→ **RECORDS FOR PROCESSING**:

-- Begin --

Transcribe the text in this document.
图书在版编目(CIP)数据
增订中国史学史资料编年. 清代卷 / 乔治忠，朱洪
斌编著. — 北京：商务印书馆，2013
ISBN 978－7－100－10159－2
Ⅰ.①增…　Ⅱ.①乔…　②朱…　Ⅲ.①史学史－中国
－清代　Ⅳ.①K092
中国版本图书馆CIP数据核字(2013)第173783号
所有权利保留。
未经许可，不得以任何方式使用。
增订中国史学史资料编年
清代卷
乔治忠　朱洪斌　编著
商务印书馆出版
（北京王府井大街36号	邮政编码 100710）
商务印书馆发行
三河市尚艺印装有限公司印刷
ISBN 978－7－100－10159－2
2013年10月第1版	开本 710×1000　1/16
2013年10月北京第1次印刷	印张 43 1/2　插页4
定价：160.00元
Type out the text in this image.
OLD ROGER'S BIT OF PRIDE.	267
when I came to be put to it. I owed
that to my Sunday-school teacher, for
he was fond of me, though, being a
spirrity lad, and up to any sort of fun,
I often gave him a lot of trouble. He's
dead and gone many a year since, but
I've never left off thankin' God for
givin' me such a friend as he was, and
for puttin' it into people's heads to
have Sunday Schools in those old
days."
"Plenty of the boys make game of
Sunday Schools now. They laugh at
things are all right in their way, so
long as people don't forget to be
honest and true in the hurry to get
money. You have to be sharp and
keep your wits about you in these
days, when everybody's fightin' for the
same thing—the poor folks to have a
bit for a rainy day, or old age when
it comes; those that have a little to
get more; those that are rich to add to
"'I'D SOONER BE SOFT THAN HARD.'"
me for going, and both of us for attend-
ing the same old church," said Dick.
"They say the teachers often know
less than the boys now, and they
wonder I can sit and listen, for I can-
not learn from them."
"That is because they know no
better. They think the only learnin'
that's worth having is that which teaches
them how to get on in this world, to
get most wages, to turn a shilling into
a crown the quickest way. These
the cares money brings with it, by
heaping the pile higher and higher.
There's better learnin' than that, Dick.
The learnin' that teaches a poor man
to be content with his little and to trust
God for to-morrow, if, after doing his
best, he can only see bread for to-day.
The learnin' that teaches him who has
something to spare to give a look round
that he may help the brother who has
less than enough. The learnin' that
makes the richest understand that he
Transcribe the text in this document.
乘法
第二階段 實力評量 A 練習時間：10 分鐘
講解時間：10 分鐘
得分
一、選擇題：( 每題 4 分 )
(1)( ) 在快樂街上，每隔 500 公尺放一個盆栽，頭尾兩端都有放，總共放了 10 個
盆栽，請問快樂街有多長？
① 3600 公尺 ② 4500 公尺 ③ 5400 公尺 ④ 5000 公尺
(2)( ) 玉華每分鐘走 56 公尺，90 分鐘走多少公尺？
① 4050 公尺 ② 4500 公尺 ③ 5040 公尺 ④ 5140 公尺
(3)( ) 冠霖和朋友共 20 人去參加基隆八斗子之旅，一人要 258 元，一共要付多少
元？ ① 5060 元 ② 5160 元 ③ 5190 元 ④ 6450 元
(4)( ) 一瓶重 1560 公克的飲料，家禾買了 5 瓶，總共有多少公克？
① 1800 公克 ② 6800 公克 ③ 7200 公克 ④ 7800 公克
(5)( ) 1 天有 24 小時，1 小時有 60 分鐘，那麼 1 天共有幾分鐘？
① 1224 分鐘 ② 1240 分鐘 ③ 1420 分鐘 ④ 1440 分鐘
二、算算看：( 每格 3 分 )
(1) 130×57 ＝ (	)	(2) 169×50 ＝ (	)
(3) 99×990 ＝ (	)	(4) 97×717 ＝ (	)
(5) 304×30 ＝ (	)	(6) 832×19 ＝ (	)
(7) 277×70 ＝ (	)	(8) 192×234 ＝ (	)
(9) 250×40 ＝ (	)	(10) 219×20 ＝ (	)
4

-- End --

→ **DO THIS**:
Choose all lines containing the string "only" and copy them out.

→ **WRITTEN ANSWER**:
better. They think the only learnin'
best, he can only see bread for to-day.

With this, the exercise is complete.